| TASK STATEMENT |
Return every record verbatim.

******

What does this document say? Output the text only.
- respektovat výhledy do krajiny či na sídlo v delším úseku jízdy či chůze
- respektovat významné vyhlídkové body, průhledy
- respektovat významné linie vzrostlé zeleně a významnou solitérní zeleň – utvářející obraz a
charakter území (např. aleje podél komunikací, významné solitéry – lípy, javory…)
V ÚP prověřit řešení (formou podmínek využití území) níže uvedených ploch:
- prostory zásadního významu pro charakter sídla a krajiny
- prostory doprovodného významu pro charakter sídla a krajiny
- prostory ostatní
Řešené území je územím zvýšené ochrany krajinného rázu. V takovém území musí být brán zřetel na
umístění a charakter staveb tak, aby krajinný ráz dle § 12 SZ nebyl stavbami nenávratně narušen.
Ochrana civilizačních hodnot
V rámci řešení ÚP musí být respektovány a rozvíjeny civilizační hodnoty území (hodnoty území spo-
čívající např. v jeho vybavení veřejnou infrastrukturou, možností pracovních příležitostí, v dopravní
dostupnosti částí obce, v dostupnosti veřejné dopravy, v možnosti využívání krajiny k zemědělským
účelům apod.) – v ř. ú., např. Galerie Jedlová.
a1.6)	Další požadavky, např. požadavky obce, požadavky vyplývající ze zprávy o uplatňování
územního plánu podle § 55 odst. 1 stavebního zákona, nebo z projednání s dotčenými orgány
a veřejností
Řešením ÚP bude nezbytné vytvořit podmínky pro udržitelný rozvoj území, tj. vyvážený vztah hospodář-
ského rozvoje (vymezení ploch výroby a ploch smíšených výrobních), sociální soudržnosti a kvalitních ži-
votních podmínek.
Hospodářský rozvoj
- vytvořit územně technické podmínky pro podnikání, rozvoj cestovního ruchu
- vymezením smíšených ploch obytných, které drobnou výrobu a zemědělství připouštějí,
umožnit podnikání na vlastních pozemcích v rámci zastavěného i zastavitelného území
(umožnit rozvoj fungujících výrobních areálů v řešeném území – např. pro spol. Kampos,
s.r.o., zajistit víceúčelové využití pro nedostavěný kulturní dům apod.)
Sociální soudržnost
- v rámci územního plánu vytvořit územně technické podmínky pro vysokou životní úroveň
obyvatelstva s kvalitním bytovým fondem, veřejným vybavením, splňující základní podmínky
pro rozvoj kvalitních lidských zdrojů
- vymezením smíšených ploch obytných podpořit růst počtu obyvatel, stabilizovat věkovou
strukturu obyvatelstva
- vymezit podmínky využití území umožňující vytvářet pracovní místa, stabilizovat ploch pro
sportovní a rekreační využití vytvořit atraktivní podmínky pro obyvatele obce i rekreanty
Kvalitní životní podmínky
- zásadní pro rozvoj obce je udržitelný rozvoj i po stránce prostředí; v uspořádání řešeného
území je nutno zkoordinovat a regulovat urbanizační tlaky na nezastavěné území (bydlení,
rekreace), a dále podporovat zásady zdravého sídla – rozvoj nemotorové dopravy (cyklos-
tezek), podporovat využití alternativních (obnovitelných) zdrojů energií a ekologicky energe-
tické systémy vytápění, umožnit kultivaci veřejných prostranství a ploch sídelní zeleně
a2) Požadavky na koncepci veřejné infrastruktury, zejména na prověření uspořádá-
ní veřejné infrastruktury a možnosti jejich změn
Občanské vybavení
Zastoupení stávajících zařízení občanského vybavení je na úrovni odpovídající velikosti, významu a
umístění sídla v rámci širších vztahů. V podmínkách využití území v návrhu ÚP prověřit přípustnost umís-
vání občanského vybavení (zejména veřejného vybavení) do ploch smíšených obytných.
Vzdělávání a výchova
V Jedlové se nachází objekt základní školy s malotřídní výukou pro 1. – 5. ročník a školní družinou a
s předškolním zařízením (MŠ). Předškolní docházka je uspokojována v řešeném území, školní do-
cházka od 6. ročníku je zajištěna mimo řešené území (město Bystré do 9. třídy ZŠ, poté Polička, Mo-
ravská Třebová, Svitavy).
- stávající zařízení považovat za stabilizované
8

******

| RESPONSE TO THE EXERCISE |
What does this document say? Output the text only.
- respektovat výhledy do krajiny či na sídlo v delším úseku jízdy či chůze
- respektovat významné vyhlídkové body, průhledy
- respektovat významné linie vzrostlé zeleně a významnou solitérní zeleň – utvářející obraz a
charakter území (např. aleje podél komunikací, významné solitéry – lípy, javory…)
V ÚP prověřit řešení (formou podmínek využití území) níže uvedených ploch:
- prostory zásadního významu pro charakter sídla a krajiny
- prostory doprovodného významu pro charakter sídla a krajiny
- prostory ostatní
Řešené území je územím zvýšené ochrany krajinného rázu. V takovém území musí být brán zřetel na
umístění a charakter staveb tak, aby krajinný ráz dle § 12 SZ nebyl stavbami nenávratně narušen.
Ochrana civilizačních hodnot
V rámci řešení ÚP musí být respektovány a rozvíjeny civilizační hodnoty území (hodnoty území spo-
čívající např. v jeho vybavení veřejnou infrastrukturou, možností pracovních příležitostí, v dopravní
dostupnosti částí obce, v dostupnosti veřejné dopravy, v možnosti využívání krajiny k zemědělským
účelům apod.) – v ř. ú., např. Galerie Jedlová.
a1.6)	Další požadavky, např. požadavky obce, požadavky vyplývající ze zprávy o uplatňování
územního plánu podle § 55 odst. 1 stavebního zákona, nebo z projednání s dotčenými orgány
a veřejností
Řešením ÚP bude nezbytné vytvořit podmínky pro udržitelný rozvoj území, tj. vyvážený vztah hospodář-
ského rozvoje (vymezení ploch výroby a ploch smíšených výrobních), sociální soudržnosti a kvalitních ži-
votních podmínek.
Hospodářský rozvoj
- vytvořit územně technické podmínky pro podnikání, rozvoj cestovního ruchu
- vymezením smíšených ploch obytných, které drobnou výrobu a zemědělství připouštějí,
umožnit podnikání na vlastních pozemcích v rámci zastavěného i zastavitelného území
(umožnit rozvoj fungujících výrobních areálů v řešeném území – např. pro spol. Kampos,
s.r.o., zajistit víceúčelové využití pro nedostavěný kulturní dům apod.)
Sociální soudržnost
- v rámci územního plánu vytvořit územně technické podmínky pro vysokou životní úroveň
obyvatelstva s kvalitním bytovým fondem, veřejným vybavením, splňující základní podmínky
pro rozvoj kvalitních lidských zdrojů
- vymezením smíšených ploch obytných podpořit růst počtu obyvatel, stabilizovat věkovou
strukturu obyvatelstva
- vymezit podmínky využití území umožňující vytvářet pracovní místa, stabilizovat ploch pro
sportovní a rekreační využití vytvořit atraktivní podmínky pro obyvatele obce i rekreanty
Kvalitní životní podmínky
- zásadní pro rozvoj obce je udržitelný rozvoj i po stránce prostředí; v uspořádání řešeného
území je nutno zkoordinovat a regulovat urbanizační tlaky na nezastavěné území (bydlení,
rekreace), a dále podporovat zásady zdravého sídla – rozvoj nemotorové dopravy (cyklos-
tezek), podporovat využití alternativních (obnovitelných) zdrojů energií a ekologicky energe-
tické systémy vytápění, umožnit kultivaci veřejných prostranství a ploch sídelní zeleně
a2) Požadavky na koncepci veřejné infrastruktury, zejména na prověření uspořádá-
ní veřejné infrastruktury a možnosti jejich změn
Občanské vybavení
Zastoupení stávajících zařízení občanského vybavení je na úrovni odpovídající velikosti, významu a
umístění sídla v rámci širších vztahů. V podmínkách využití území v návrhu ÚP prověřit přípustnost umís-
vání občanského vybavení (zejména veřejného vybavení) do ploch smíšených obytných.
Vzdělávání a výchova
V Jedlové se nachází objekt základní školy s malotřídní výukou pro 1. – 5. ročník a školní družinou a
s předškolním zařízením (MŠ). Předškolní docházka je uspokojována v řešeném území, školní do-
cházka od 6. ročníku je zajištěna mimo řešené území (město Bystré do 9. třídy ZŠ, poté Polička, Mo-
ravská Třebová, Svitavy).
- stávající zařízení považovat za stabilizované
8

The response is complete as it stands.